Work required: In the records below, find the line containing "What data was" and repeat it and every line after it exactly, without pictures.

Data for processing:
########
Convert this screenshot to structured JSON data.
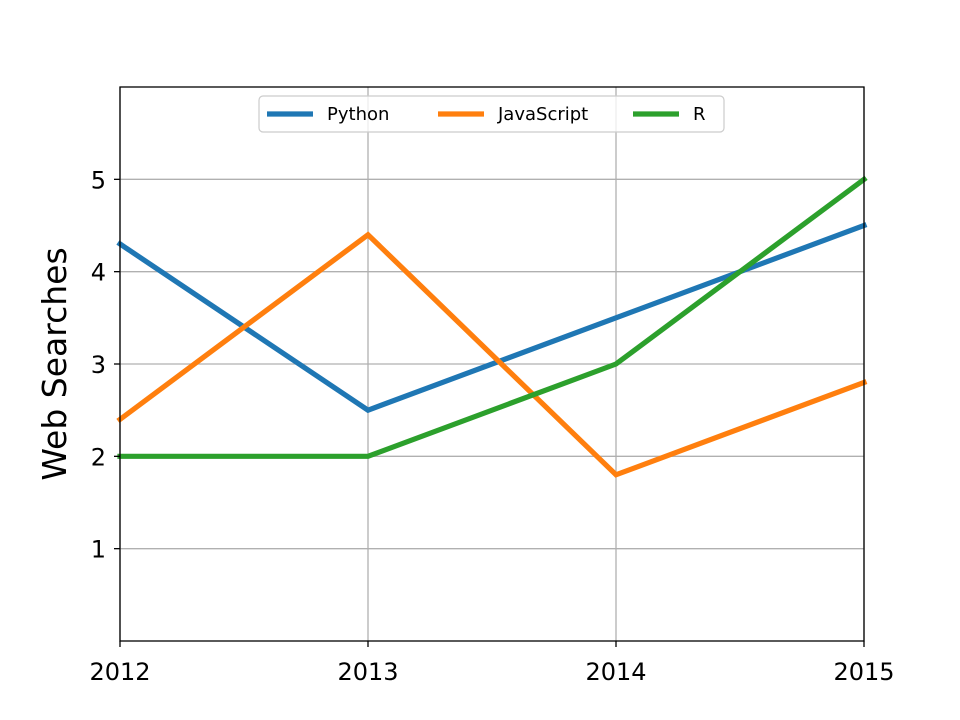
{
  "chart_data": {
    "type": "line",
    "x": [
      2012,
      2013,
      2014,
      2015
    ],
    "xticks": [
      "2012",
      "2013",
      "2014",
      "2015"
    ],
    "yticks": [
      "1",
      "2",
      "3",
      "4",
      "5"
    ],
    "xlim": [
      2012,
      2015
    ],
    "ylim": [
      0,
      6
    ],
    "title": "",
    "xlabel": "",
    "ylabel": "Web Searches",
    "grid": true,
    "legend_position": "upper-center",
    "series": [
      {
        "name": "Python",
        "color": "#1f77b4",
        "values": [
          4.3,
          2.5,
          3.5,
          4.5
        ]
      },
      {
        "name": "JavaScript",
        "color": "#ff7f0e",
        "values": [
          2.4,
          4.4,
          1.8,
          2.8
        ]
      },
      {
        "name": "R",
        "color": "#2ca02c",
        "values": [
          2.0,
          2.0,
          3.0,
          5.0
        ]
      }
    ]
  }
}
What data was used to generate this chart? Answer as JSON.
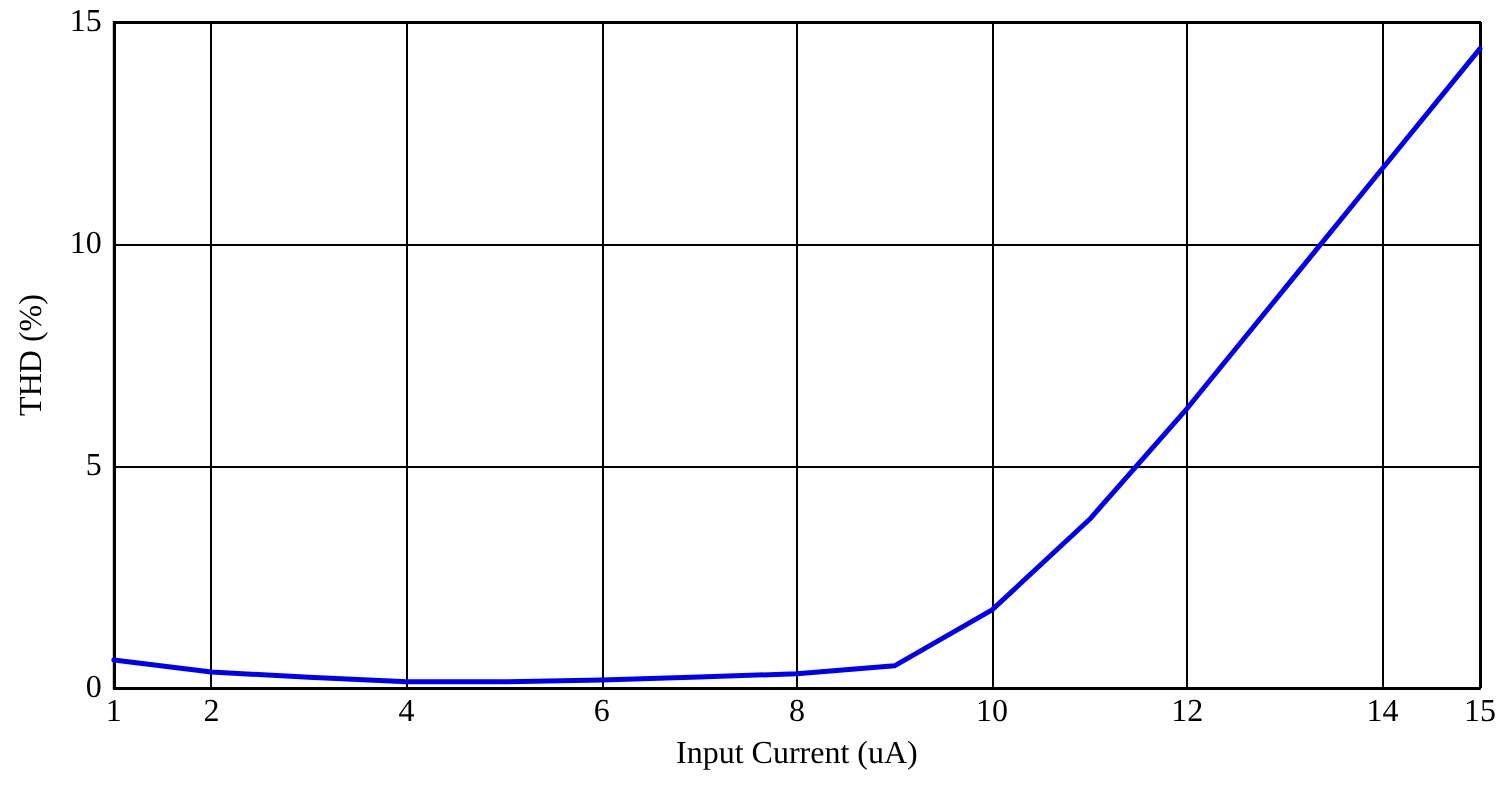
{
  "chart_data": {
    "type": "line",
    "xlabel": "Input Current (uA)",
    "ylabel": "THD (%)",
    "x": [
      1,
      2,
      3,
      4,
      5,
      6,
      7,
      8,
      9,
      10,
      11,
      12,
      13,
      14,
      15
    ],
    "series": [
      {
        "color": "#0000ee",
        "values": [
          0.63,
          0.36,
          0.24,
          0.14,
          0.14,
          0.18,
          0.25,
          0.32,
          0.5,
          1.76,
          3.8,
          6.3,
          9.0,
          11.7,
          14.4
        ]
      }
    ],
    "xlim": [
      1,
      15
    ],
    "xticks": [
      1,
      2,
      4,
      6,
      8,
      10,
      12,
      14,
      15
    ],
    "ylim": [
      0,
      15
    ],
    "yticks": [
      0,
      5,
      10,
      15
    ],
    "grid": true,
    "marker": "none",
    "line_style": "solid"
  }
}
########
Exercise output:
What data was used to generate this chart? Answer as JSON.
{
  "chart_data": {
    "type": "line",
    "xlabel": "Input Current (uA)",
    "ylabel": "THD (%)",
    "x": [
      1,
      2,
      3,
      4,
      5,
      6,
      7,
      8,
      9,
      10,
      11,
      12,
      13,
      14,
      15
    ],
    "series": [
      {
        "color": "#0000ee",
        "values": [
          0.63,
          0.36,
          0.24,
          0.14,
          0.14,
          0.18,
          0.25,
          0.32,
          0.5,
          1.76,
          3.8,
          6.3,
          9.0,
          11.7,
          14.4
        ]
      }
    ],
    "xlim": [
      1,
      15
    ],
    "xticks": [
      1,
      2,
      4,
      6,
      8,
      10,
      12,
      14,
      15
    ],
    "ylim": [
      0,
      15
    ],
    "yticks": [
      0,
      5,
      10,
      15
    ],
    "grid": true,
    "marker": "none",
    "line_style": "solid"
  }
}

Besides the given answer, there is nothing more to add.